Description of the task → Repeat every record below exactly, omitting any pictures.

The records →

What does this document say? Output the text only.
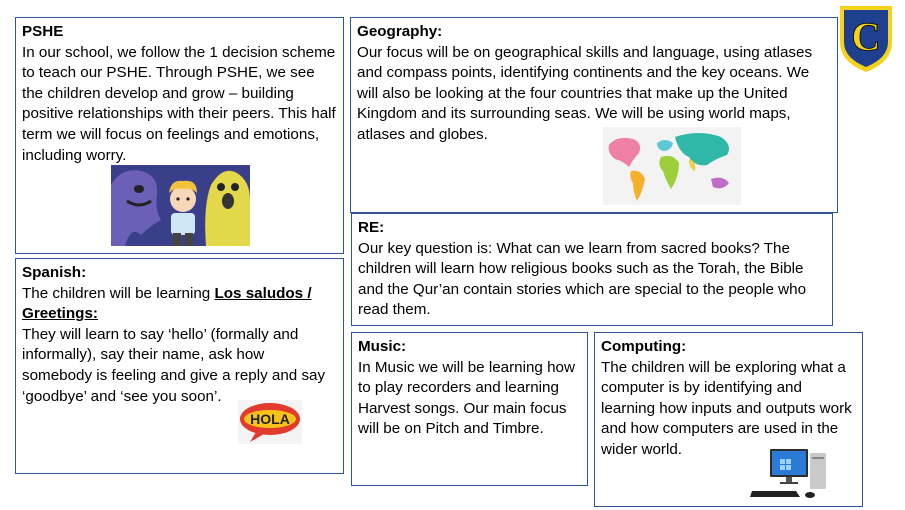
PSHE

In our school, we follow the 1 decision scheme to teach our PSHE. Through PSHE, we see the children develop and grow – building positive relationships with their peers. This half term we will focus on feelings and emotions, including worry.

Geography:

Our focus will be on geographical skills and language, using atlases and compass points, identifying continents and the key oceans. We will also be looking at the four countries that make up the United Kingdom and its surrounding seas. We will be using world maps, atlases and globes.

RE:

Our key question is: What can we learn from sacred books? The children will learn how religious books such as the Torah, the Bible and the Qur’an contain stories which are special to the people who read them.

Spanish:

The children will be learning Los saludos / Greetings:

They will learn to say ‘hello’ (formally and informally), say their name, ask how somebody is feeling and give a reply and say ‘goodbye’ and ‘see you soon’.

Music:

In Music we will be learning how to play recorders and learning Harvest songs. Our main focus will be on Pitch and Timbre.

Computing:

The children will be exploring what a computer is by identifying and learning how inputs and outputs work and how computers are used in the wider world.

HOLA
C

Solution to the problem →
What does this document say? Output the text only.
PSHE

In our school, we follow the 1 decision scheme to teach our PSHE. Through PSHE, we see the children develop and grow – building positive relationships with their peers. This half term we will focus on feelings and emotions, including worry.

Geography:

Our focus will be on geographical skills and language, using atlases and compass points, identifying continents and the key oceans. We will also be looking at the four countries that make up the United Kingdom and its surrounding seas. We will be using world maps, atlases and globes.

RE:

Our key question is: What can we learn from sacred books? The children will learn how religious books such as the Torah, the Bible and the Qur’an contain stories which are special to the people who read them.

Spanish:

The children will be learning Los saludos / Greetings:

They will learn to say ‘hello’ (formally and informally), say their name, ask how somebody is feeling and give a reply and say ‘goodbye’ and ‘see you soon’.

Music:

In Music we will be learning how to play recorders and learning Harvest songs. Our main focus will be on Pitch and Timbre.

Computing:

The children will be exploring what a computer is by identifying and learning how inputs and outputs work and how computers are used in the wider world.

HOLA
C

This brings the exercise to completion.